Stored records
= = = =

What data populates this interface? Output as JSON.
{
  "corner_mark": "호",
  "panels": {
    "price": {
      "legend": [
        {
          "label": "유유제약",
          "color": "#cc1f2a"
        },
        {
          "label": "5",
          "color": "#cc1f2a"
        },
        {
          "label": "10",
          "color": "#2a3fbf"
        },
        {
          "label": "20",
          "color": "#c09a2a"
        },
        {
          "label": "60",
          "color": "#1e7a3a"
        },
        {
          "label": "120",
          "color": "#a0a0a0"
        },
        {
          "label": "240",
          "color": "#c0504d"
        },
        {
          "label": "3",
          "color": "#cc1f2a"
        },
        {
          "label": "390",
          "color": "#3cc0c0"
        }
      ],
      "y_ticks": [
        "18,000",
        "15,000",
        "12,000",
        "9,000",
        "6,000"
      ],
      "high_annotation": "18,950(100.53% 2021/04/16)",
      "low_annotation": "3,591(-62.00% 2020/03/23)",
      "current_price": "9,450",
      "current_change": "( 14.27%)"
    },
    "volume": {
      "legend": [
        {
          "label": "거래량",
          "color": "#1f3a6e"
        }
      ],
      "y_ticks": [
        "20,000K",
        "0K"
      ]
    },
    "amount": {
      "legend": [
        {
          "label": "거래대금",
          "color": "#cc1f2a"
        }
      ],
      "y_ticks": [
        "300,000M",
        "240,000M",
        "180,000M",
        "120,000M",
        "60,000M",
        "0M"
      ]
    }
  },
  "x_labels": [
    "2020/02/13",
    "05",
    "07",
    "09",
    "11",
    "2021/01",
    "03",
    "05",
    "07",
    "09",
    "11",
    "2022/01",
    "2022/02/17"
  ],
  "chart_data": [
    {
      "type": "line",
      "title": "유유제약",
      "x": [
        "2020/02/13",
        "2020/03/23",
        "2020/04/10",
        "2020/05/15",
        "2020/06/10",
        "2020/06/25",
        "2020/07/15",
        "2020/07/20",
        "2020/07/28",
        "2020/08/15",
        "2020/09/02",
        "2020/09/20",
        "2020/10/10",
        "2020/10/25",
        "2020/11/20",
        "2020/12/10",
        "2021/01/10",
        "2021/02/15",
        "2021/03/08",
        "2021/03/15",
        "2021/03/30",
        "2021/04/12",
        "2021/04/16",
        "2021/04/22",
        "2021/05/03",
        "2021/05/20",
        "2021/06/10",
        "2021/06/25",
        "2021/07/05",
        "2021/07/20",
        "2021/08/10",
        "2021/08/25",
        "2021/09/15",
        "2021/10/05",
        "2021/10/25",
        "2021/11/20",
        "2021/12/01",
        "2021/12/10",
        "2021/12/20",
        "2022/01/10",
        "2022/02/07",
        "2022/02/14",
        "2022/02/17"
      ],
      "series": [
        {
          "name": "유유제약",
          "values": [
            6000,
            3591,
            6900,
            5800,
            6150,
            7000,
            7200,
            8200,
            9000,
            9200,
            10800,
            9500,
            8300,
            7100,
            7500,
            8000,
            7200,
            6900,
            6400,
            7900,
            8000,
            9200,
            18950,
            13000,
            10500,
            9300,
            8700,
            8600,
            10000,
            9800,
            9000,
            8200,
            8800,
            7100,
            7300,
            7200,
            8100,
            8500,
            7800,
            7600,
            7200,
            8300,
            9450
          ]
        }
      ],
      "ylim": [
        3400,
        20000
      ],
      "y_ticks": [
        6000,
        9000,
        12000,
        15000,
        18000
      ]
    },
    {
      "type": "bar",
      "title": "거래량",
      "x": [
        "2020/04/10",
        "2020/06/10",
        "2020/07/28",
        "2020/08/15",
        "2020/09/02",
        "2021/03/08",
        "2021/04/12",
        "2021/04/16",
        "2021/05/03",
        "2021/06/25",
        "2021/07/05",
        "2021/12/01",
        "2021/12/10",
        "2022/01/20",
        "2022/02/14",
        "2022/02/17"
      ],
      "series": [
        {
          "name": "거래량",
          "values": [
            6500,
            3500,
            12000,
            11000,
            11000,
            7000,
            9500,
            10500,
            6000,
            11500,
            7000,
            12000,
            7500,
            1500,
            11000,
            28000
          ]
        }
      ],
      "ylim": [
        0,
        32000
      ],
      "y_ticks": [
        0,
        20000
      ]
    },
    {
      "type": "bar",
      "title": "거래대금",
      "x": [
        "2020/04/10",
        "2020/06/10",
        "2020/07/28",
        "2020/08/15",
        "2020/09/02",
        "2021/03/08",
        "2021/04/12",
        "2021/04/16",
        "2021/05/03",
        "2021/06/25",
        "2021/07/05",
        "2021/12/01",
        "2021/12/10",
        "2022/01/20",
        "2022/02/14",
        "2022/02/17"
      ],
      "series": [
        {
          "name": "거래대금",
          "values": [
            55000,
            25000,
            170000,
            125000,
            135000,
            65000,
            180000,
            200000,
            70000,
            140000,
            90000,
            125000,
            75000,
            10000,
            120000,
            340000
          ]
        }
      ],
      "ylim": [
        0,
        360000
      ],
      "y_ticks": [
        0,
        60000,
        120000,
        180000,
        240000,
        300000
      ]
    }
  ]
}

= = = =

PROBLEM DESCRIPTION » Extract all of the data shown above and repeat it verbatim.

COMPLETED TASK »
What data populates this interface? Output as JSON.
{
  "corner_mark": "호",
  "panels": {
    "price": {
      "legend": [
        {
          "label": "유유제약",
          "color": "#cc1f2a"
        },
        {
          "label": "5",
          "color": "#cc1f2a"
        },
        {
          "label": "10",
          "color": "#2a3fbf"
        },
        {
          "label": "20",
          "color": "#c09a2a"
        },
        {
          "label": "60",
          "color": "#1e7a3a"
        },
        {
          "label": "120",
          "color": "#a0a0a0"
        },
        {
          "label": "240",
          "color": "#c0504d"
        },
        {
          "label": "3",
          "color": "#cc1f2a"
        },
        {
          "label": "390",
          "color": "#3cc0c0"
        }
      ],
      "y_ticks": [
        "18,000",
        "15,000",
        "12,000",
        "9,000",
        "6,000"
      ],
      "high_annotation": "18,950(100.53% 2021/04/16)",
      "low_annotation": "3,591(-62.00% 2020/03/23)",
      "current_price": "9,450",
      "current_change": "( 14.27%)"
    },
    "volume": {
      "legend": [
        {
          "label": "거래량",
          "color": "#1f3a6e"
        }
      ],
      "y_ticks": [
        "20,000K",
        "0K"
      ]
    },
    "amount": {
      "legend": [
        {
          "label": "거래대금",
          "color": "#cc1f2a"
        }
      ],
      "y_ticks": [
        "300,000M",
        "240,000M",
        "180,000M",
        "120,000M",
        "60,000M",
        "0M"
      ]
    }
  },
  "x_labels": [
    "2020/02/13",
    "05",
    "07",
    "09",
    "11",
    "2021/01",
    "03",
    "05",
    "07",
    "09",
    "11",
    "2022/01",
    "2022/02/17"
  ],
  "chart_data": [
    {
      "type": "line",
      "title": "유유제약",
      "x": [
        "2020/02/13",
        "2020/03/23",
        "2020/04/10",
        "2020/05/15",
        "2020/06/10",
        "2020/06/25",
        "2020/07/15",
        "2020/07/20",
        "2020/07/28",
        "2020/08/15",
        "2020/09/02",
        "2020/09/20",
        "2020/10/10",
        "2020/10/25",
        "2020/11/20",
        "2020/12/10",
        "2021/01/10",
        "2021/02/15",
        "2021/03/08",
        "2021/03/15",
        "2021/03/30",
        "2021/04/12",
        "2021/04/16",
        "2021/04/22",
        "2021/05/03",
        "2021/05/20",
        "2021/06/10",
        "2021/06/25",
        "2021/07/05",
        "2021/07/20",
        "2021/08/10",
        "2021/08/25",
        "2021/09/15",
        "2021/10/05",
        "2021/10/25",
        "2021/11/20",
        "2021/12/01",
        "2021/12/10",
        "2021/12/20",
        "2022/01/10",
        "2022/02/07",
        "2022/02/14",
        "2022/02/17"
      ],
      "series": [
        {
          "name": "유유제약",
          "values": [
            6000,
            3591,
            6900,
            5800,
            6150,
            7000,
            7200,
            8200,
            9000,
            9200,
            10800,
            9500,
            8300,
            7100,
            7500,
            8000,
            7200,
            6900,
            6400,
            7900,
            8000,
            9200,
            18950,
            13000,
            10500,
            9300,
            8700,
            8600,
            10000,
            9800,
            9000,
            8200,
            8800,
            7100,
            7300,
            7200,
            8100,
            8500,
            7800,
            7600,
            7200,
            8300,
            9450
          ]
        }
      ],
      "ylim": [
        3400,
        20000
      ],
      "y_ticks": [
        6000,
        9000,
        12000,
        15000,
        18000
      ]
    },
    {
      "type": "bar",
      "title": "거래량",
      "x": [
        "2020/04/10",
        "2020/06/10",
        "2020/07/28",
        "2020/08/15",
        "2020/09/02",
        "2021/03/08",
        "2021/04/12",
        "2021/04/16",
        "2021/05/03",
        "2021/06/25",
        "2021/07/05",
        "2021/12/01",
        "2021/12/10",
        "2022/01/20",
        "2022/02/14",
        "2022/02/17"
      ],
      "series": [
        {
          "name": "거래량",
          "values": [
            6500,
            3500,
            12000,
            11000,
            11000,
            7000,
            9500,
            10500,
            6000,
            11500,
            7000,
            12000,
            7500,
            1500,
            11000,
            28000
          ]
        }
      ],
      "ylim": [
        0,
        32000
      ],
      "y_ticks": [
        0,
        20000
      ]
    },
    {
      "type": "bar",
      "title": "거래대금",
      "x": [
        "2020/04/10",
        "2020/06/10",
        "2020/07/28",
        "2020/08/15",
        "2020/09/02",
        "2021/03/08",
        "2021/04/12",
        "2021/04/16",
        "2021/05/03",
        "2021/06/25",
        "2021/07/05",
        "2021/12/01",
        "2021/12/10",
        "2022/01/20",
        "2022/02/14",
        "2022/02/17"
      ],
      "series": [
        {
          "name": "거래대금",
          "values": [
            55000,
            25000,
            170000,
            125000,
            135000,
            65000,
            180000,
            200000,
            70000,
            140000,
            90000,
            125000,
            75000,
            10000,
            120000,
            340000
          ]
        }
      ],
      "ylim": [
        0,
        360000
      ],
      "y_ticks": [
        0,
        60000,
        120000,
        180000,
        240000,
        300000
      ]
    }
  ]
}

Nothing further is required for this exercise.